• Description of the task: All of the material below is to be returned exactly.

---------- Records for the exercise

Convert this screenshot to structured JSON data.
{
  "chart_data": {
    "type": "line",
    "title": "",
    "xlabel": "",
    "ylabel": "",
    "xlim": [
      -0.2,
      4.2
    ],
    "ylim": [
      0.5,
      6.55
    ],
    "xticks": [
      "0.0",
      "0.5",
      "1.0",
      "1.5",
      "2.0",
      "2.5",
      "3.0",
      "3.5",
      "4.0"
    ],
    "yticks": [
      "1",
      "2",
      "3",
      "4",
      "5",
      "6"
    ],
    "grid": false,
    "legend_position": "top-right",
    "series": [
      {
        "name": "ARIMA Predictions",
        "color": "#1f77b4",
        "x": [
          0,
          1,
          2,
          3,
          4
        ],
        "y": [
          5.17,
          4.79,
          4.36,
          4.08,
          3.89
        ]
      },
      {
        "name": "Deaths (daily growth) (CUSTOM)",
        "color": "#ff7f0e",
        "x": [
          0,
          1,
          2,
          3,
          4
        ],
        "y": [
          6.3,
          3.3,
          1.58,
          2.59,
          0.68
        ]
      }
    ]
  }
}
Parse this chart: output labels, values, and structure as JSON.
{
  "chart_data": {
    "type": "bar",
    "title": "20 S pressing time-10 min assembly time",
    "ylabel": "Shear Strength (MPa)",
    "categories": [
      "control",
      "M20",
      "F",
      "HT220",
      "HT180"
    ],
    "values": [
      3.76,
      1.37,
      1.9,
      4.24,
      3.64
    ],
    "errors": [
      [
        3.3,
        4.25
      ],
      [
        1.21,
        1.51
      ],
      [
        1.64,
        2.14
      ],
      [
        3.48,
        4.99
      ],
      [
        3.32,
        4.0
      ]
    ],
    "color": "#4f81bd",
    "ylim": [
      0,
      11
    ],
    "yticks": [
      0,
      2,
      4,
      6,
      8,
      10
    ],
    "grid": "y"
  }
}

--------------------

• Problem solution:
Convert this screenshot to structured JSON data.
{
  "chart_data": {
    "type": "line",
    "title": "",
    "xlabel": "",
    "ylabel": "",
    "xlim": [
      -0.2,
      4.2
    ],
    "ylim": [
      0.5,
      6.55
    ],
    "xticks": [
      "0.0",
      "0.5",
      "1.0",
      "1.5",
      "2.0",
      "2.5",
      "3.0",
      "3.5",
      "4.0"
    ],
    "yticks": [
      "1",
      "2",
      "3",
      "4",
      "5",
      "6"
    ],
    "grid": false,
    "legend_position": "top-right",
    "series": [
      {
        "name": "ARIMA Predictions",
        "color": "#1f77b4",
        "x": [
          0,
          1,
          2,
          3,
          4
        ],
        "y": [
          5.17,
          4.79,
          4.36,
          4.08,
          3.89
        ]
      },
      {
        "name": "Deaths (daily growth) (CUSTOM)",
        "color": "#ff7f0e",
        "x": [
          0,
          1,
          2,
          3,
          4
        ],
        "y": [
          6.3,
          3.3,
          1.58,
          2.59,
          0.68
        ]
      }
    ]
  }
}
Parse this chart: output labels, values, and structure as JSON.
{
  "chart_data": {
    "type": "bar",
    "title": "20 S pressing time-10 min assembly time",
    "ylabel": "Shear Strength (MPa)",
    "categories": [
      "control",
      "M20",
      "F",
      "HT220",
      "HT180"
    ],
    "values": [
      3.76,
      1.37,
      1.9,
      4.24,
      3.64
    ],
    "errors": [
      [
        3.3,
        4.25
      ],
      [
        1.21,
        1.51
      ],
      [
        1.64,
        2.14
      ],
      [
        3.48,
        4.99
      ],
      [
        3.32,
        4.0
      ]
    ],
    "color": "#4f81bd",
    "ylim": [
      0,
      11
    ],
    "yticks": [
      0,
      2,
      4,
      6,
      8,
      10
    ],
    "grid": "y"
  }
}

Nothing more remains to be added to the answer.